Task to carry out: Only lines with the word "JSON" are needed; collect each of them from the listing below.

Figure contents as structured data
____

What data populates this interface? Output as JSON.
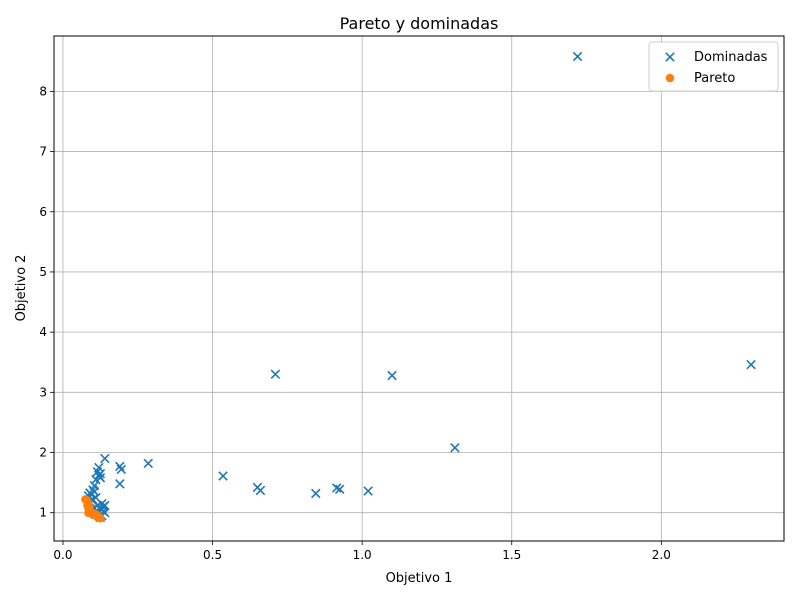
{
  "chart_data": {
    "type": "scatter",
    "title": "Pareto y dominadas",
    "xlabel": "Objetivo 1",
    "ylabel": "Objetivo 2",
    "xlim": [
      -0.03,
      2.41
    ],
    "ylim": [
      0.53,
      8.92
    ],
    "xticks": [
      0.0,
      0.5,
      1.0,
      1.5,
      2.0
    ],
    "xtick_labels": [
      "0.0",
      "0.5",
      "1.0",
      "1.5",
      "2.0"
    ],
    "yticks": [
      1,
      2,
      3,
      4,
      5,
      6,
      7,
      8
    ],
    "ytick_labels": [
      "1",
      "2",
      "3",
      "4",
      "5",
      "6",
      "7",
      "8"
    ],
    "grid": true,
    "legend_position": "top-right",
    "series": [
      {
        "name": "Dominadas",
        "marker": "x",
        "color": "#1f77b4",
        "points": [
          [
            1.72,
            8.58
          ],
          [
            2.3,
            3.46
          ],
          [
            0.71,
            3.3
          ],
          [
            1.1,
            3.28
          ],
          [
            1.31,
            2.08
          ],
          [
            0.14,
            1.9
          ],
          [
            0.285,
            1.82
          ],
          [
            0.19,
            1.77
          ],
          [
            0.195,
            1.72
          ],
          [
            0.19,
            1.48
          ],
          [
            0.535,
            1.61
          ],
          [
            0.65,
            1.42
          ],
          [
            0.66,
            1.37
          ],
          [
            0.845,
            1.32
          ],
          [
            0.915,
            1.41
          ],
          [
            0.925,
            1.39
          ],
          [
            1.02,
            1.36
          ],
          [
            0.12,
            1.75
          ],
          [
            0.115,
            1.68
          ],
          [
            0.12,
            1.62
          ],
          [
            0.125,
            1.58
          ],
          [
            0.11,
            1.55
          ],
          [
            0.125,
            1.65
          ],
          [
            0.105,
            1.45
          ],
          [
            0.1,
            1.38
          ],
          [
            0.09,
            1.33
          ],
          [
            0.095,
            1.3
          ],
          [
            0.085,
            1.28
          ],
          [
            0.105,
            1.35
          ],
          [
            0.11,
            1.25
          ],
          [
            0.1,
            1.22
          ],
          [
            0.13,
            1.15
          ],
          [
            0.135,
            1.1
          ],
          [
            0.14,
            1.12
          ],
          [
            0.13,
            1.05
          ],
          [
            0.135,
            1.02
          ],
          [
            0.125,
            1.08
          ],
          [
            0.12,
            1.0
          ],
          [
            0.14,
            1.0
          ],
          [
            0.13,
            0.95
          ],
          [
            0.115,
            1.12
          ],
          [
            0.09,
            1.18
          ],
          [
            0.095,
            1.05
          ],
          [
            0.105,
            1.0
          ],
          [
            0.11,
            0.97
          ],
          [
            0.125,
            0.92
          ]
        ]
      },
      {
        "name": "Pareto",
        "marker": "o",
        "color": "#ff7f0e",
        "points": [
          [
            0.075,
            1.22
          ],
          [
            0.08,
            1.2
          ],
          [
            0.085,
            1.15
          ],
          [
            0.082,
            1.12
          ],
          [
            0.085,
            1.08
          ],
          [
            0.088,
            1.05
          ],
          [
            0.09,
            1.02
          ],
          [
            0.095,
            1.0
          ],
          [
            0.1,
            0.99
          ],
          [
            0.105,
            0.98
          ],
          [
            0.11,
            0.97
          ],
          [
            0.112,
            0.95
          ],
          [
            0.115,
            0.93
          ],
          [
            0.12,
            0.92
          ],
          [
            0.125,
            0.91
          ],
          [
            0.085,
            1.0
          ],
          [
            0.092,
            0.99
          ],
          [
            0.098,
            0.98
          ]
        ]
      }
    ]
  }
}
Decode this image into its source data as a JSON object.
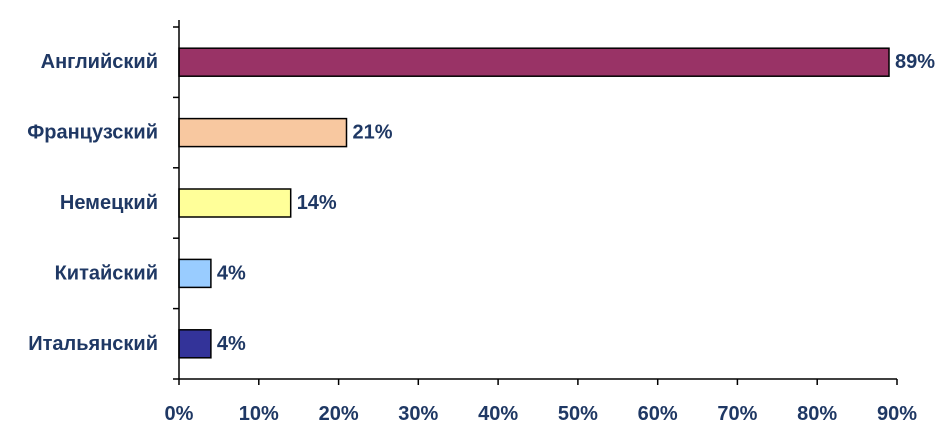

____

In response:
What data populates this interface? Output as JSON.
Decode this image into its source data as a JSON object.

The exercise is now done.